EXERCISE GOAL
Wherever "name" appears in a line, copy that line.

** START ENTRIES PROVIDED **

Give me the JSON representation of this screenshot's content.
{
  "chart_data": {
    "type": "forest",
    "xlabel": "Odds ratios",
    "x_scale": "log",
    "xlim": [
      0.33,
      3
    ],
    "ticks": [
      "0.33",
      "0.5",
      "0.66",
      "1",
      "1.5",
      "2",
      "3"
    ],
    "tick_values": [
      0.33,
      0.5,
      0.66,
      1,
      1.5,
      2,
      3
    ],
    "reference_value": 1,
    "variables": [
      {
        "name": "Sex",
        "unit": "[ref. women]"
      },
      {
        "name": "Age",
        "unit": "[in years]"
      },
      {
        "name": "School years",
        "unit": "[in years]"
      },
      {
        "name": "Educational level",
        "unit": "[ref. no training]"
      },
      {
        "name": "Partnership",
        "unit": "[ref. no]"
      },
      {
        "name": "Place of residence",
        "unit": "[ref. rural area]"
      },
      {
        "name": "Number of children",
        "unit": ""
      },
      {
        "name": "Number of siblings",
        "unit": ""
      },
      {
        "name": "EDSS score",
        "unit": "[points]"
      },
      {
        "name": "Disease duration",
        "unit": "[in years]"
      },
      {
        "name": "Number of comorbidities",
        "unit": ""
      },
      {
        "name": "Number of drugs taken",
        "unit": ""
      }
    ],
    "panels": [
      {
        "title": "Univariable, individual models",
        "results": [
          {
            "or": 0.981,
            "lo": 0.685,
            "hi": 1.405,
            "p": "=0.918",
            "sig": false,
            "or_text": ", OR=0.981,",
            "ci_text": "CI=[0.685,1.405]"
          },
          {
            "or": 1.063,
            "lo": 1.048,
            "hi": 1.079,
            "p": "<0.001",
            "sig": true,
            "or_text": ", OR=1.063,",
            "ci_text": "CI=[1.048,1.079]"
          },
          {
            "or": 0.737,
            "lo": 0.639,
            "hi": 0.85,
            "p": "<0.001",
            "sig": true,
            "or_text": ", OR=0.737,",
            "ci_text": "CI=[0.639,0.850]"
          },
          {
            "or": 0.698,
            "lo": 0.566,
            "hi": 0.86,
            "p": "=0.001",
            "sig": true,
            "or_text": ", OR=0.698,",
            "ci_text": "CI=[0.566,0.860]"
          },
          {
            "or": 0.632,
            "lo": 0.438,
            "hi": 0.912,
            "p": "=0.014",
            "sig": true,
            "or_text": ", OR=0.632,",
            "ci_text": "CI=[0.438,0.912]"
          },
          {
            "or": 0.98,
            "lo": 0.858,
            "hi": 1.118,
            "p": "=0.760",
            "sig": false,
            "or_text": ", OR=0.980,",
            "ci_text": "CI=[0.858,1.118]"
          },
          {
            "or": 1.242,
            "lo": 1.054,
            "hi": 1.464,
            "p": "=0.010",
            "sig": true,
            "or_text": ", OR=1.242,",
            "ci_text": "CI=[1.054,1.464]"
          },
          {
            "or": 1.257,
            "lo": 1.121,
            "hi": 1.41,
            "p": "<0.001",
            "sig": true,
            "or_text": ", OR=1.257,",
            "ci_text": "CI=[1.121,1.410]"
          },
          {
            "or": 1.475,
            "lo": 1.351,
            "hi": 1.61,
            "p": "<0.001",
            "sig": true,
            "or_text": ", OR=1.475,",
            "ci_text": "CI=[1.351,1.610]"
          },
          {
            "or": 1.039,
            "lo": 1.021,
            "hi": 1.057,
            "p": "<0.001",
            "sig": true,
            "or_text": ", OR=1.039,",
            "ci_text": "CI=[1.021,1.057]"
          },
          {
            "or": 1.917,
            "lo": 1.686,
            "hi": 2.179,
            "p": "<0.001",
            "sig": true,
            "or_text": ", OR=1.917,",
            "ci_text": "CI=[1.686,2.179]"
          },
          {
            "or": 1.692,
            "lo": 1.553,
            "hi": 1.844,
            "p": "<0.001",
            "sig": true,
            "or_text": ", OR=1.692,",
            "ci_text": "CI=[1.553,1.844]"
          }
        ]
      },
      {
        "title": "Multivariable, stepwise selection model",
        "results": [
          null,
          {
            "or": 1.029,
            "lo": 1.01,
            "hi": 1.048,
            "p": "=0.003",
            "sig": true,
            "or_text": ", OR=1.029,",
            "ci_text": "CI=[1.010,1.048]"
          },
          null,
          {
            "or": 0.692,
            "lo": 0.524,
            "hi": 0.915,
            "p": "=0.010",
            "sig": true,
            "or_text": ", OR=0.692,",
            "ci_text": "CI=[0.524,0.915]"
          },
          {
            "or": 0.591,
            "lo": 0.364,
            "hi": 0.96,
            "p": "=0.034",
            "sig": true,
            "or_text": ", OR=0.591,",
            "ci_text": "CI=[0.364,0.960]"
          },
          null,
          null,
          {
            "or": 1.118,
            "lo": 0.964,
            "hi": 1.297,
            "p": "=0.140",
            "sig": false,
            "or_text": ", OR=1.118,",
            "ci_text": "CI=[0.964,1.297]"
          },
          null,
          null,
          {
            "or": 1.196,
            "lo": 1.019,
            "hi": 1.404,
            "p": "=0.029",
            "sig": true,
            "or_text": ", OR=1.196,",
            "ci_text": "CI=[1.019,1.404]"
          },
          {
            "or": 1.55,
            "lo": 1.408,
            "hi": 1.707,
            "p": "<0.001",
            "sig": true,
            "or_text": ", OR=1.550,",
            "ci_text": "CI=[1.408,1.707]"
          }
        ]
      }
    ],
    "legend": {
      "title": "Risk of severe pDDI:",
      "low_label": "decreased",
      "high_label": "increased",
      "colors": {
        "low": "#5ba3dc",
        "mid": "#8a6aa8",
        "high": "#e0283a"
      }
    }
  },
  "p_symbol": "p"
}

** END ENTRIES PROVIDED **

TASK OUTPUT
        "name": "Sex",
        "name": "Age",
        "name": "School years",
        "name": "Educational level",
        "name": "Partnership",
        "name": "Place of residence",
        "name": "Number of children",
        "name": "Number of siblings",
        "name": "EDSS score",
        "name": "Disease duration",
        "name": "Number of comorbidities",
        "name": "Number of drugs taken",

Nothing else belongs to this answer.